WHAT YOU SHOULD DO: Copy each line below that includes "name".

SUPPLIED DATA:
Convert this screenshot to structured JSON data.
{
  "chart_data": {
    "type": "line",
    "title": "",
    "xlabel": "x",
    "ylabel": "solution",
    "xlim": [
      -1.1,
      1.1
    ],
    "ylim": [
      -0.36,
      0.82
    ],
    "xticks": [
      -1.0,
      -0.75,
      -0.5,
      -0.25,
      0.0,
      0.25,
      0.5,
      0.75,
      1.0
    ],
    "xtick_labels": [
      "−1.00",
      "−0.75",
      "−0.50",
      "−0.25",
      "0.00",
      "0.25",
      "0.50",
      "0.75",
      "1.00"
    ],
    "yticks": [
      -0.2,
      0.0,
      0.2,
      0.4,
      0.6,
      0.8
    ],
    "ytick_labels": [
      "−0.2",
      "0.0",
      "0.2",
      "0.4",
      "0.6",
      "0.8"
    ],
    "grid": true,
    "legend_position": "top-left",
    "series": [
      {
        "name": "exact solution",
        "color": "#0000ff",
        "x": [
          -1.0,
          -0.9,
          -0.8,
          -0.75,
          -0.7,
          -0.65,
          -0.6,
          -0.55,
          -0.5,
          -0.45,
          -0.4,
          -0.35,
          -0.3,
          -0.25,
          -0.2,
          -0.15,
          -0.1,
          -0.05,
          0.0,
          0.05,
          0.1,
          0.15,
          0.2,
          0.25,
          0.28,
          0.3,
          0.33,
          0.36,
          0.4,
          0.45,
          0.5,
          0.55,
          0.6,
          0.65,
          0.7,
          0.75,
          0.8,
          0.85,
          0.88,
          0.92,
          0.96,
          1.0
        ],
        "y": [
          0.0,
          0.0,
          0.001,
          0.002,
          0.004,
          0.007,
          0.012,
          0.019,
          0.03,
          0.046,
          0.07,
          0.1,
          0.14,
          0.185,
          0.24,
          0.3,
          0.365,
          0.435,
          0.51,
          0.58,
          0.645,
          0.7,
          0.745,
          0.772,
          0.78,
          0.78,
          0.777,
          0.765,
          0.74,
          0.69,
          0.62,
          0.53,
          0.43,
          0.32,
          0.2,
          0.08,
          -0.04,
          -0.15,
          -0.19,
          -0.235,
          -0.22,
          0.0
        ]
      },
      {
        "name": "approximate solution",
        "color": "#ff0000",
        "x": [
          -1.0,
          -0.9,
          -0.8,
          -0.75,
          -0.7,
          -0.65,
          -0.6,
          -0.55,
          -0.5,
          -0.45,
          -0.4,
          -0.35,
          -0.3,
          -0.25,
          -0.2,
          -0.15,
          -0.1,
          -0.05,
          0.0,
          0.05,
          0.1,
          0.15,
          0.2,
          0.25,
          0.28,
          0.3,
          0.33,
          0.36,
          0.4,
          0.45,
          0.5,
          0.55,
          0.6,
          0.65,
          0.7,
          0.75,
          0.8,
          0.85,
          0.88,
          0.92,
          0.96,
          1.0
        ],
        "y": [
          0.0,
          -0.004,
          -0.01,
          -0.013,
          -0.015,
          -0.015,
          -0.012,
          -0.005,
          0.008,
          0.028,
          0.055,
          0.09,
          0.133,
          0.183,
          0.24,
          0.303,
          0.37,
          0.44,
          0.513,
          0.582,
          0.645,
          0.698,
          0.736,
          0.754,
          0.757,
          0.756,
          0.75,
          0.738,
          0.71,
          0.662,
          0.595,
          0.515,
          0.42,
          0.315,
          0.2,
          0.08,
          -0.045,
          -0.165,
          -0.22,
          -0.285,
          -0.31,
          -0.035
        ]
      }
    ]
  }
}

WRITTEN SOLUTION:
        "name": "exact solution",
        "name": "approximate solution",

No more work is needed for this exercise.